RECORDS FOR THE EXERCISE.
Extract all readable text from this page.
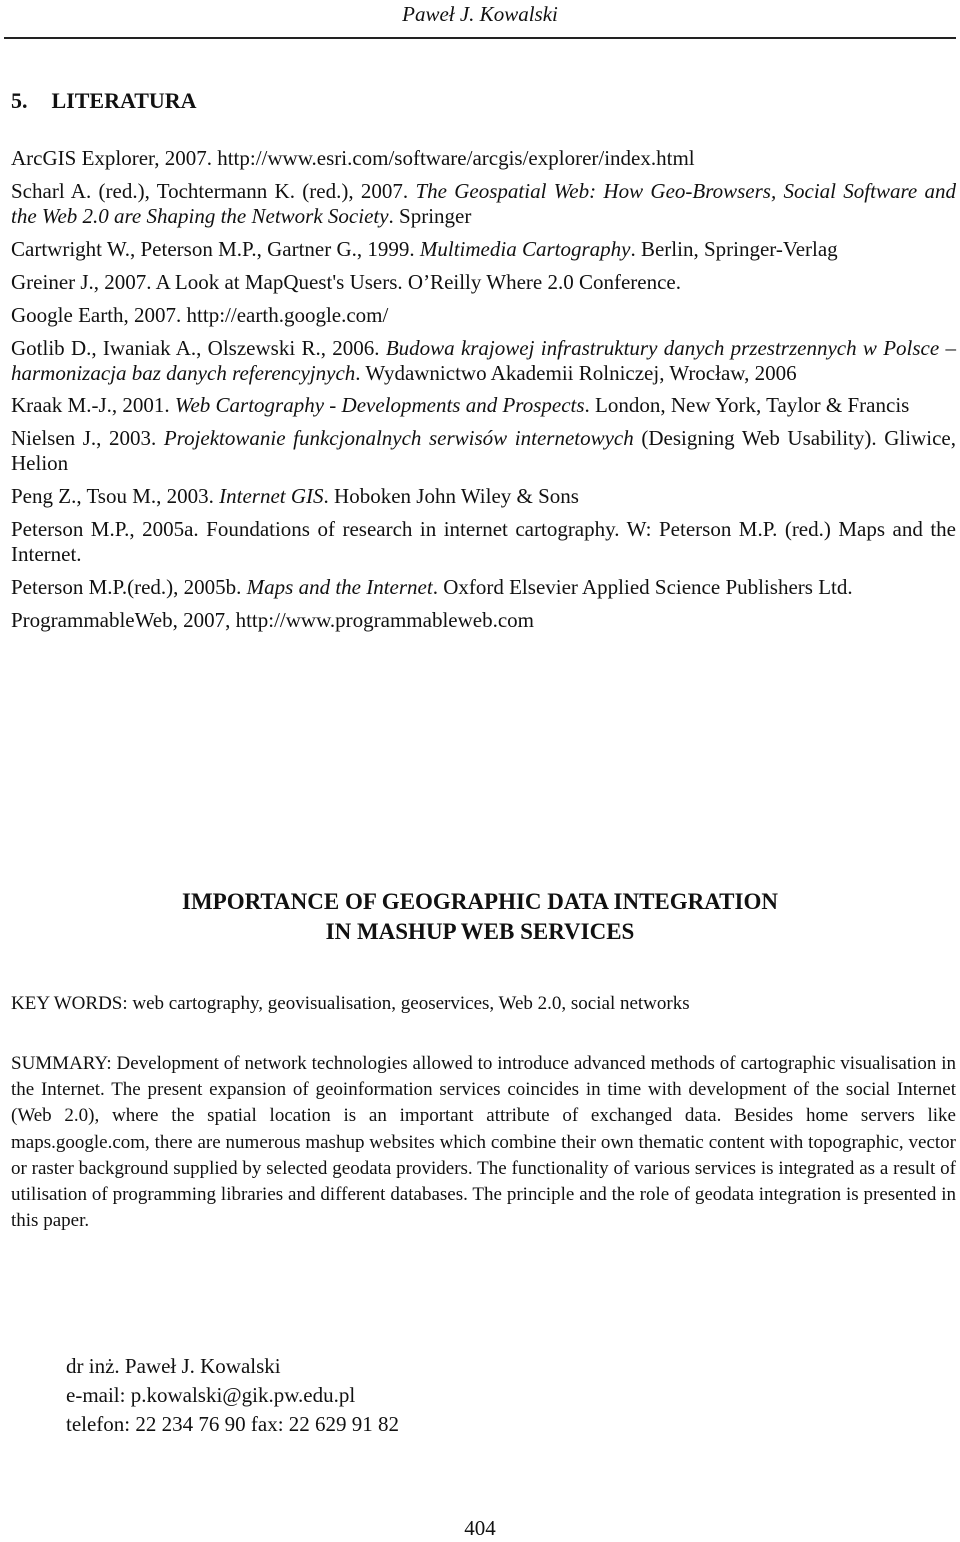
Paweł J. Kowalski
5. LITERATURA
ArcGIS Explorer, 2007. http://www.esri.com/software/arcgis/explorer/index.html
Scharl A. (red.), Tochtermann K. (red.), 2007. The Geospatial Web: How Geo-Browsers, Social Software and the Web 2.0 are Shaping the Network Society. Springer
Cartwright W., Peterson M.P., Gartner G., 1999. Multimedia Cartography. Berlin, Springer-Verlag
Greiner J., 2007. A Look at MapQuest's Users. O’Reilly Where 2.0 Conference.
Google Earth, 2007. http://earth.google.com/
Gotlib D., Iwaniak A., Olszewski R., 2006. Budowa krajowej infrastruktury danych przestrzennych w Polsce – harmonizacja baz danych referencyjnych. Wydawnictwo Akademii Rolniczej, Wrocław, 2006
Kraak M.-J., 2001. Web Cartography - Developments and Prospects. London, New York, Taylor & Francis
Nielsen J., 2003. Projektowanie funkcjonalnych serwisów internetowych (Designing Web Usability). Gliwice, Helion
Peng Z., Tsou M., 2003. Internet GIS. Hoboken John Wiley & Sons
Peterson M.P., 2005a. Foundations of research in internet cartography. W: Peterson M.P. (red.) Maps and the Internet.
Peterson M.P.(red.), 2005b. Maps and the Internet. Oxford Elsevier Applied Science Publishers Ltd.
ProgrammableWeb, 2007, http://www.programmableweb.com
IMPORTANCE OF GEOGRAPHIC DATA INTEGRATION
IN MASHUP WEB SERVICES
KEY WORDS: web cartography, geovisualisation, geoservices, Web 2.0, social networks
SUMMARY: Development of network technologies allowed to introduce advanced methods of cartographic visualisation in the Internet. The present expansion of geoinformation services coincides in time with development of the social Internet (Web 2.0), where the spatial location is an important attribute of exchanged data. Besides home servers like maps.google.com, there are numerous mashup websites which combine their own thematic content with topographic, vector or raster background supplied by selected geodata providers. The functionality of various services is integrated as a result of utilisation of programming libraries and different databases. The principle and the role of geodata integration is presented in this paper.
dr inż. Paweł J. Kowalski
e-mail: p.kowalski@gik.pw.edu.pl
telefon: 22 234 76 90 fax: 22 629 91 82
404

EXERCISE INSTRUCTIONS. Search the entries for the word "this" and copy every line that has it.

WORKED ANSWER.
Extract all readable text from this page.
SUMMARY: Development of network technologies allowed to introduce advanced methods of cartographic visualisation in the Internet. The present expansion of geoinformation services coincides in time with development of the social Internet (Web 2.0), where the spatial location is an important attribute of exchanged data. Besides home servers like maps.google.com, there are numerous mashup websites which combine their own thematic content with topographic, vector or raster background supplied by selected geodata providers. The functionality of various services is integrated as a result of utilisation of programming libraries and different databases. The principle and the role of geodata integration is presented in this paper.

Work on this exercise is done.